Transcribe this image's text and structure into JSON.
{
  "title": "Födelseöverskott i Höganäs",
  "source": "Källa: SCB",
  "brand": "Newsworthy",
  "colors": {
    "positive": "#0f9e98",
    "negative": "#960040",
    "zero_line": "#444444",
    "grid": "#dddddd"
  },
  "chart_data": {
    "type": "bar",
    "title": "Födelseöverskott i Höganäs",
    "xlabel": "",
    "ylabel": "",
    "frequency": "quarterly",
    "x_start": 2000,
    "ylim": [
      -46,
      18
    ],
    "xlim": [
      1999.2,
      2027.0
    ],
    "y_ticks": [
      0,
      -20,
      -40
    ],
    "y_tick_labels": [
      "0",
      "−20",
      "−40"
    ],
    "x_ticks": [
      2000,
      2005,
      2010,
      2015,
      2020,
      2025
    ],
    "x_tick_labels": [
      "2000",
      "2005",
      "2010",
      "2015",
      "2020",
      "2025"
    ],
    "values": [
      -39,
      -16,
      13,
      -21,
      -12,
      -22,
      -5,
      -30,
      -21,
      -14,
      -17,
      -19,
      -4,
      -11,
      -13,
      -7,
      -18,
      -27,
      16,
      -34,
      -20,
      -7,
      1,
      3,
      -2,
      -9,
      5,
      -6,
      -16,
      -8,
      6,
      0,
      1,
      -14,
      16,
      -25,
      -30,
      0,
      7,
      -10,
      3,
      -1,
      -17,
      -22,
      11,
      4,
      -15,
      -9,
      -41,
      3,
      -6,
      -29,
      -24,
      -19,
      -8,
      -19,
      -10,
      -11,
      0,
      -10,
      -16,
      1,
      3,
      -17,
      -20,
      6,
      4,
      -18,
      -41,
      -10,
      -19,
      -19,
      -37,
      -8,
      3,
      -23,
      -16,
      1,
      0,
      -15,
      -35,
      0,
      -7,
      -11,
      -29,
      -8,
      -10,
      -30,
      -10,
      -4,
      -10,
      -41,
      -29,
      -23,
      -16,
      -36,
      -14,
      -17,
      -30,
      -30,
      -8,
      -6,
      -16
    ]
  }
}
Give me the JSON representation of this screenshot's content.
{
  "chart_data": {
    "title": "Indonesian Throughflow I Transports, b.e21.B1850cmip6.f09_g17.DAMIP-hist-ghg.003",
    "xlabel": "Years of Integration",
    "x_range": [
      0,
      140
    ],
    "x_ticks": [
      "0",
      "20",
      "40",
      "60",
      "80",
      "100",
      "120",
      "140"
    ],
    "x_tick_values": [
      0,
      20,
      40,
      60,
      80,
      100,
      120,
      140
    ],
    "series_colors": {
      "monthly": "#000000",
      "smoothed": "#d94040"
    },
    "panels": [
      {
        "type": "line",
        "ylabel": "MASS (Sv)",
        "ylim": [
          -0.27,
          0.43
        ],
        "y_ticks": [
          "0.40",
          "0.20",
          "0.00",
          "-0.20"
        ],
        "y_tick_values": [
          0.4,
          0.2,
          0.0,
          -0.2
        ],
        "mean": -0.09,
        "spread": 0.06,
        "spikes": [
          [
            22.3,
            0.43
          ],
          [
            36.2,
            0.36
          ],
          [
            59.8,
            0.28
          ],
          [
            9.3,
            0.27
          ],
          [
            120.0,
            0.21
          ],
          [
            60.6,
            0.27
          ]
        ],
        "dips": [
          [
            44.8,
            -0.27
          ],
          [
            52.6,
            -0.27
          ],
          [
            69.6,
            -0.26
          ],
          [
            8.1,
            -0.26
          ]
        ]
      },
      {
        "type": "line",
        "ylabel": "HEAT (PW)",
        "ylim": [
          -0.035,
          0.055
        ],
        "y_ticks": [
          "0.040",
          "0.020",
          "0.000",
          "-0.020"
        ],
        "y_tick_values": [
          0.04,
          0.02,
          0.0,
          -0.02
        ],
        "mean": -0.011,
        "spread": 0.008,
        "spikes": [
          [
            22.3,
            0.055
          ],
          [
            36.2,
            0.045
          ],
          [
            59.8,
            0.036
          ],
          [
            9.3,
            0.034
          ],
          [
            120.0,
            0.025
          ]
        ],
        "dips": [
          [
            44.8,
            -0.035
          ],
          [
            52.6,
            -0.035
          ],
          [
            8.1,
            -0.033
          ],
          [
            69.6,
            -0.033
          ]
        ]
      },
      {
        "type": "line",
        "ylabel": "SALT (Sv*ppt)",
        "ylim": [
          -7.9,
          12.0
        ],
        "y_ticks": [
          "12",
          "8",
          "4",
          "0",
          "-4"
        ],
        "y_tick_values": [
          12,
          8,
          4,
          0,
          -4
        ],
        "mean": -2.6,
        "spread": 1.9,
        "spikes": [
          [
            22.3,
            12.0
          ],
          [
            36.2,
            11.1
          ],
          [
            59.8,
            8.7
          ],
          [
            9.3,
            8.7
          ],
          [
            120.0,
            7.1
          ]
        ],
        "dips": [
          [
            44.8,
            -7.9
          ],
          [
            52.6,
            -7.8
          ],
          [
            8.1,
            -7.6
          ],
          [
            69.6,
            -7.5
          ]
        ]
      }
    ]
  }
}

_Requirements_.
Give the material above again, word for word.

_Answer below_.
Transcribe this image's text and structure into JSON.
{
  "title": "Födelseöverskott i Höganäs",
  "source": "Källa: SCB",
  "brand": "Newsworthy",
  "colors": {
    "positive": "#0f9e98",
    "negative": "#960040",
    "zero_line": "#444444",
    "grid": "#dddddd"
  },
  "chart_data": {
    "type": "bar",
    "title": "Födelseöverskott i Höganäs",
    "xlabel": "",
    "ylabel": "",
    "frequency": "quarterly",
    "x_start": 2000,
    "ylim": [
      -46,
      18
    ],
    "xlim": [
      1999.2,
      2027.0
    ],
    "y_ticks": [
      0,
      -20,
      -40
    ],
    "y_tick_labels": [
      "0",
      "−20",
      "−40"
    ],
    "x_ticks": [
      2000,
      2005,
      2010,
      2015,
      2020,
      2025
    ],
    "x_tick_labels": [
      "2000",
      "2005",
      "2010",
      "2015",
      "2020",
      "2025"
    ],
    "values": [
      -39,
      -16,
      13,
      -21,
      -12,
      -22,
      -5,
      -30,
      -21,
      -14,
      -17,
      -19,
      -4,
      -11,
      -13,
      -7,
      -18,
      -27,
      16,
      -34,
      -20,
      -7,
      1,
      3,
      -2,
      -9,
      5,
      -6,
      -16,
      -8,
      6,
      0,
      1,
      -14,
      16,
      -25,
      -30,
      0,
      7,
      -10,
      3,
      -1,
      -17,
      -22,
      11,
      4,
      -15,
      -9,
      -41,
      3,
      -6,
      -29,
      -24,
      -19,
      -8,
      -19,
      -10,
      -11,
      0,
      -10,
      -16,
      1,
      3,
      -17,
      -20,
      6,
      4,
      -18,
      -41,
      -10,
      -19,
      -19,
      -37,
      -8,
      3,
      -23,
      -16,
      1,
      0,
      -15,
      -35,
      0,
      -7,
      -11,
      -29,
      -8,
      -10,
      -30,
      -10,
      -4,
      -10,
      -41,
      -29,
      -23,
      -16,
      -36,
      -14,
      -17,
      -30,
      -30,
      -8,
      -6,
      -16
    ]
  }
}
Give me the JSON representation of this screenshot's content.
{
  "chart_data": {
    "title": "Indonesian Throughflow I Transports, b.e21.B1850cmip6.f09_g17.DAMIP-hist-ghg.003",
    "xlabel": "Years of Integration",
    "x_range": [
      0,
      140
    ],
    "x_ticks": [
      "0",
      "20",
      "40",
      "60",
      "80",
      "100",
      "120",
      "140"
    ],
    "x_tick_values": [
      0,
      20,
      40,
      60,
      80,
      100,
      120,
      140
    ],
    "series_colors": {
      "monthly": "#000000",
      "smoothed": "#d94040"
    },
    "panels": [
      {
        "type": "line",
        "ylabel": "MASS (Sv)",
        "ylim": [
          -0.27,
          0.43
        ],
        "y_ticks": [
          "0.40",
          "0.20",
          "0.00",
          "-0.20"
        ],
        "y_tick_values": [
          0.4,
          0.2,
          0.0,
          -0.2
        ],
        "mean": -0.09,
        "spread": 0.06,
        "spikes": [
          [
            22.3,
            0.43
          ],
          [
            36.2,
            0.36
          ],
          [
            59.8,
            0.28
          ],
          [
            9.3,
            0.27
          ],
          [
            120.0,
            0.21
          ],
          [
            60.6,
            0.27
          ]
        ],
        "dips": [
          [
            44.8,
            -0.27
          ],
          [
            52.6,
            -0.27
          ],
          [
            69.6,
            -0.26
          ],
          [
            8.1,
            -0.26
          ]
        ]
      },
      {
        "type": "line",
        "ylabel": "HEAT (PW)",
        "ylim": [
          -0.035,
          0.055
        ],
        "y_ticks": [
          "0.040",
          "0.020",
          "0.000",
          "-0.020"
        ],
        "y_tick_values": [
          0.04,
          0.02,
          0.0,
          -0.02
        ],
        "mean": -0.011,
        "spread": 0.008,
        "spikes": [
          [
            22.3,
            0.055
          ],
          [
            36.2,
            0.045
          ],
          [
            59.8,
            0.036
          ],
          [
            9.3,
            0.034
          ],
          [
            120.0,
            0.025
          ]
        ],
        "dips": [
          [
            44.8,
            -0.035
          ],
          [
            52.6,
            -0.035
          ],
          [
            8.1,
            -0.033
          ],
          [
            69.6,
            -0.033
          ]
        ]
      },
      {
        "type": "line",
        "ylabel": "SALT (Sv*ppt)",
        "ylim": [
          -7.9,
          12.0
        ],
        "y_ticks": [
          "12",
          "8",
          "4",
          "0",
          "-4"
        ],
        "y_tick_values": [
          12,
          8,
          4,
          0,
          -4
        ],
        "mean": -2.6,
        "spread": 1.9,
        "spikes": [
          [
            22.3,
            12.0
          ],
          [
            36.2,
            11.1
          ],
          [
            59.8,
            8.7
          ],
          [
            9.3,
            8.7
          ],
          [
            120.0,
            7.1
          ]
        ],
        "dips": [
          [
            44.8,
            -7.9
          ],
          [
            52.6,
            -7.8
          ],
          [
            8.1,
            -7.6
          ],
          [
            69.6,
            -7.5
          ]
        ]
      }
    ]
  }
}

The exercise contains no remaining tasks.